### REQUEST:
Each line of the material below should be reproduced exactly.

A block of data
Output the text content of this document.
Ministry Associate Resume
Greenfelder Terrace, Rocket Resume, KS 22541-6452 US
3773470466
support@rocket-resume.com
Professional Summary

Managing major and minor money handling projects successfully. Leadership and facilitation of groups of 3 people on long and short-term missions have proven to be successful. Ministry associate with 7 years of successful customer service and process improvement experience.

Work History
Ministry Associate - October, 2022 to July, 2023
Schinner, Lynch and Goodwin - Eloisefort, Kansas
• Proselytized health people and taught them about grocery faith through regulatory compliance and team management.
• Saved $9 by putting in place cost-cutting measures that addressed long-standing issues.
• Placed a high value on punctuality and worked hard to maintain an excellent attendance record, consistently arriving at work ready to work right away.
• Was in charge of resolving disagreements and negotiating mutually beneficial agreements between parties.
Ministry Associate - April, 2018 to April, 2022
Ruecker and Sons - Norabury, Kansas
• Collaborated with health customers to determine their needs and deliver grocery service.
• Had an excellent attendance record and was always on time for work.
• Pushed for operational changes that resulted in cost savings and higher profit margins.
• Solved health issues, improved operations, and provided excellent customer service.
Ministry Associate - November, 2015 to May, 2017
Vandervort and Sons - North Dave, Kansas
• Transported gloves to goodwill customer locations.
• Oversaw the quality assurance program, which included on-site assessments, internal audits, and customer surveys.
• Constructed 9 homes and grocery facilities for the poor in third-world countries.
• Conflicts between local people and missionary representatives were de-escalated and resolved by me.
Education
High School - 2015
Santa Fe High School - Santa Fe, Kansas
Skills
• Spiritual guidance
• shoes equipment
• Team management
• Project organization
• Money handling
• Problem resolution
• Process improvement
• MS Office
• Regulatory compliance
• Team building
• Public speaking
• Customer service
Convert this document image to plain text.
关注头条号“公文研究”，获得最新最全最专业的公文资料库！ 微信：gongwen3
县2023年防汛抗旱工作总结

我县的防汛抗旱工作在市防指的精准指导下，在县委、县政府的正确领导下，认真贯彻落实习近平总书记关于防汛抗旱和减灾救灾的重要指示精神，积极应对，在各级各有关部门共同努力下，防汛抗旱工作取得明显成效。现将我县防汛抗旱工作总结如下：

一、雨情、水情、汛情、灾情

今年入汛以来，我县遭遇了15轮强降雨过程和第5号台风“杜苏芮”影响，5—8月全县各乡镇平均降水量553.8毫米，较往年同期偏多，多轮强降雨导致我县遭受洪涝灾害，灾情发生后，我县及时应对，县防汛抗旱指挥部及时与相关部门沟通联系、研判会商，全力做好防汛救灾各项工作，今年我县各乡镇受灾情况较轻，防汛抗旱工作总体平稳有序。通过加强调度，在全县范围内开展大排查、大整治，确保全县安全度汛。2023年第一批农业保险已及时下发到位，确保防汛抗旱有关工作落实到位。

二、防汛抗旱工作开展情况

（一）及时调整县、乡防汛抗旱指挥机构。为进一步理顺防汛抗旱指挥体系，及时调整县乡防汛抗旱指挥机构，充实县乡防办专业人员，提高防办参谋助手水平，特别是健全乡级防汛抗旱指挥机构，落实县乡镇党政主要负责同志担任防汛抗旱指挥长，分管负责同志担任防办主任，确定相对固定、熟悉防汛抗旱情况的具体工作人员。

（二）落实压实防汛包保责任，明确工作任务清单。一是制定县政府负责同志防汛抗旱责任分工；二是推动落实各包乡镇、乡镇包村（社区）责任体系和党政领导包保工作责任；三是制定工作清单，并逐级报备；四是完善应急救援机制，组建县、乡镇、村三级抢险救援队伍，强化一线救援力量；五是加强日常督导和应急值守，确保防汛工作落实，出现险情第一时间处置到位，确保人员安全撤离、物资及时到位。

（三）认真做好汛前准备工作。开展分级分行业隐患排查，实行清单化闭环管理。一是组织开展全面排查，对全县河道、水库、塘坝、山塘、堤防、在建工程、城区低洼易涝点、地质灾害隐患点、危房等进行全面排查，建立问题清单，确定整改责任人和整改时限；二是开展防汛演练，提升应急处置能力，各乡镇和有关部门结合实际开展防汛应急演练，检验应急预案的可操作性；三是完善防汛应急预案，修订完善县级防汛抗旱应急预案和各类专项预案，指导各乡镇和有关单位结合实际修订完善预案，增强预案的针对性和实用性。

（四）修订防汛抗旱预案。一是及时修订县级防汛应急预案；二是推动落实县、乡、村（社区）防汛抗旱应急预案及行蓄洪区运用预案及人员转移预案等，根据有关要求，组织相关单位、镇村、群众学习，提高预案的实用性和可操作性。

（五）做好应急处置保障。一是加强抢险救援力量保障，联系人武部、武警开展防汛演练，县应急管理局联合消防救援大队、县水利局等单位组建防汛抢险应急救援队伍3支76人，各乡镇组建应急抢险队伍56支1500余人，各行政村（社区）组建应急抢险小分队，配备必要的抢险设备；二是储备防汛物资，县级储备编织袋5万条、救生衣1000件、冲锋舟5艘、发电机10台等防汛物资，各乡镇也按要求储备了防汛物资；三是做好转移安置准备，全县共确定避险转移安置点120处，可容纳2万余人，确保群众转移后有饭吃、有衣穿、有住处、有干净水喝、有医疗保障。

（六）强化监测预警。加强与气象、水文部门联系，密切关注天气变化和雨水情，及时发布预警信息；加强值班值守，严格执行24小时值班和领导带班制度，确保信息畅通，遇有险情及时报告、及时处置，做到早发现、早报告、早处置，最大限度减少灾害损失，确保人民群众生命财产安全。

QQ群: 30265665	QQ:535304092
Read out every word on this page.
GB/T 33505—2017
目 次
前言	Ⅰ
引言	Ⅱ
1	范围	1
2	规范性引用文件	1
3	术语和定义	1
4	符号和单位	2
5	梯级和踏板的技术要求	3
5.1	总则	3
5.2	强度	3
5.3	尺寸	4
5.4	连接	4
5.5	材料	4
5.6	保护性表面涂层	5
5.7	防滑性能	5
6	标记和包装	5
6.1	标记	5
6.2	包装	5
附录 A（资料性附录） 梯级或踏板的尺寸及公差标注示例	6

### ANSWER IN FULL:
Output the text content of this document.
Ministry Associate Resume
Greenfelder Terrace, Rocket Resume, KS 22541-6452 US
3773470466
support@rocket-resume.com
Professional Summary

Managing major and minor money handling projects successfully. Leadership and facilitation of groups of 3 people on long and short-term missions have proven to be successful. Ministry associate with 7 years of successful customer service and process improvement experience.

Work History
Ministry Associate - October, 2022 to July, 2023
Schinner, Lynch and Goodwin - Eloisefort, Kansas
• Proselytized health people and taught them about grocery faith through regulatory compliance and team management.
• Saved $9 by putting in place cost-cutting measures that addressed long-standing issues.
• Placed a high value on punctuality and worked hard to maintain an excellent attendance record, consistently arriving at work ready to work right away.
• Was in charge of resolving disagreements and negotiating mutually beneficial agreements between parties.
Ministry Associate - April, 2018 to April, 2022
Ruecker and Sons - Norabury, Kansas
• Collaborated with health customers to determine their needs and deliver grocery service.
• Had an excellent attendance record and was always on time for work.
• Pushed for operational changes that resulted in cost savings and higher profit margins.
• Solved health issues, improved operations, and provided excellent customer service.
Ministry Associate - November, 2015 to May, 2017
Vandervort and Sons - North Dave, Kansas
• Transported gloves to goodwill customer locations.
• Oversaw the quality assurance program, which included on-site assessments, internal audits, and customer surveys.
• Constructed 9 homes and grocery facilities for the poor in third-world countries.
• Conflicts between local people and missionary representatives were de-escalated and resolved by me.
Education
High School - 2015
Santa Fe High School - Santa Fe, Kansas
Skills
• Spiritual guidance
• shoes equipment
• Team management
• Project organization
• Money handling
• Problem resolution
• Process improvement
• MS Office
• Regulatory compliance
• Team building
• Public speaking
• Customer service
Convert this document image to plain text.
关注头条号“公文研究”，获得最新最全最专业的公文资料库！ 微信：gongwen3
县2023年防汛抗旱工作总结

我县的防汛抗旱工作在市防指的精准指导下，在县委、县政府的正确领导下，认真贯彻落实习近平总书记关于防汛抗旱和减灾救灾的重要指示精神，积极应对，在各级各有关部门共同努力下，防汛抗旱工作取得明显成效。现将我县防汛抗旱工作总结如下：

一、雨情、水情、汛情、灾情

今年入汛以来，我县遭遇了15轮强降雨过程和第5号台风“杜苏芮”影响，5—8月全县各乡镇平均降水量553.8毫米，较往年同期偏多，多轮强降雨导致我县遭受洪涝灾害，灾情发生后，我县及时应对，县防汛抗旱指挥部及时与相关部门沟通联系、研判会商，全力做好防汛救灾各项工作，今年我县各乡镇受灾情况较轻，防汛抗旱工作总体平稳有序。通过加强调度，在全县范围内开展大排查、大整治，确保全县安全度汛。2023年第一批农业保险已及时下发到位，确保防汛抗旱有关工作落实到位。

二、防汛抗旱工作开展情况

（一）及时调整县、乡防汛抗旱指挥机构。为进一步理顺防汛抗旱指挥体系，及时调整县乡防汛抗旱指挥机构，充实县乡防办专业人员，提高防办参谋助手水平，特别是健全乡级防汛抗旱指挥机构，落实县乡镇党政主要负责同志担任防汛抗旱指挥长，分管负责同志担任防办主任，确定相对固定、熟悉防汛抗旱情况的具体工作人员。

（二）落实压实防汛包保责任，明确工作任务清单。一是制定县政府负责同志防汛抗旱责任分工；二是推动落实各包乡镇、乡镇包村（社区）责任体系和党政领导包保工作责任；三是制定工作清单，并逐级报备；四是完善应急救援机制，组建县、乡镇、村三级抢险救援队伍，强化一线救援力量；五是加强日常督导和应急值守，确保防汛工作落实，出现险情第一时间处置到位，确保人员安全撤离、物资及时到位。

（三）认真做好汛前准备工作。开展分级分行业隐患排查，实行清单化闭环管理。一是组织开展全面排查，对全县河道、水库、塘坝、山塘、堤防、在建工程、城区低洼易涝点、地质灾害隐患点、危房等进行全面排查，建立问题清单，确定整改责任人和整改时限；二是开展防汛演练，提升应急处置能力，各乡镇和有关部门结合实际开展防汛应急演练，检验应急预案的可操作性；三是完善防汛应急预案，修订完善县级防汛抗旱应急预案和各类专项预案，指导各乡镇和有关单位结合实际修订完善预案，增强预案的针对性和实用性。

（四）修订防汛抗旱预案。一是及时修订县级防汛应急预案；二是推动落实县、乡、村（社区）防汛抗旱应急预案及行蓄洪区运用预案及人员转移预案等，根据有关要求，组织相关单位、镇村、群众学习，提高预案的实用性和可操作性。

（五）做好应急处置保障。一是加强抢险救援力量保障，联系人武部、武警开展防汛演练，县应急管理局联合消防救援大队、县水利局等单位组建防汛抢险应急救援队伍3支76人，各乡镇组建应急抢险队伍56支1500余人，各行政村（社区）组建应急抢险小分队，配备必要的抢险设备；二是储备防汛物资，县级储备编织袋5万条、救生衣1000件、冲锋舟5艘、发电机10台等防汛物资，各乡镇也按要求储备了防汛物资；三是做好转移安置准备，全县共确定避险转移安置点120处，可容纳2万余人，确保群众转移后有饭吃、有衣穿、有住处、有干净水喝、有医疗保障。

（六）强化监测预警。加强与气象、水文部门联系，密切关注天气变化和雨水情，及时发布预警信息；加强值班值守，严格执行24小时值班和领导带班制度，确保信息畅通，遇有险情及时报告、及时处置，做到早发现、早报告、早处置，最大限度减少灾害损失，确保人民群众生命财产安全。

QQ群: 30265665	QQ:535304092
Read out every word on this page.
GB/T 33505—2017
目 次
前言	Ⅰ
引言	Ⅱ
1	范围	1
2	规范性引用文件	1
3	术语和定义	1
4	符号和单位	2
5	梯级和踏板的技术要求	3
5.1	总则	3
5.2	强度	3
5.3	尺寸	4
5.4	连接	4
5.5	材料	4
5.6	保护性表面涂层	5
5.7	防滑性能	5
6	标记和包装	5
6.1	标记	5
6.2	包装	5
附录 A（资料性附录） 梯级或踏板的尺寸及公差标注示例	6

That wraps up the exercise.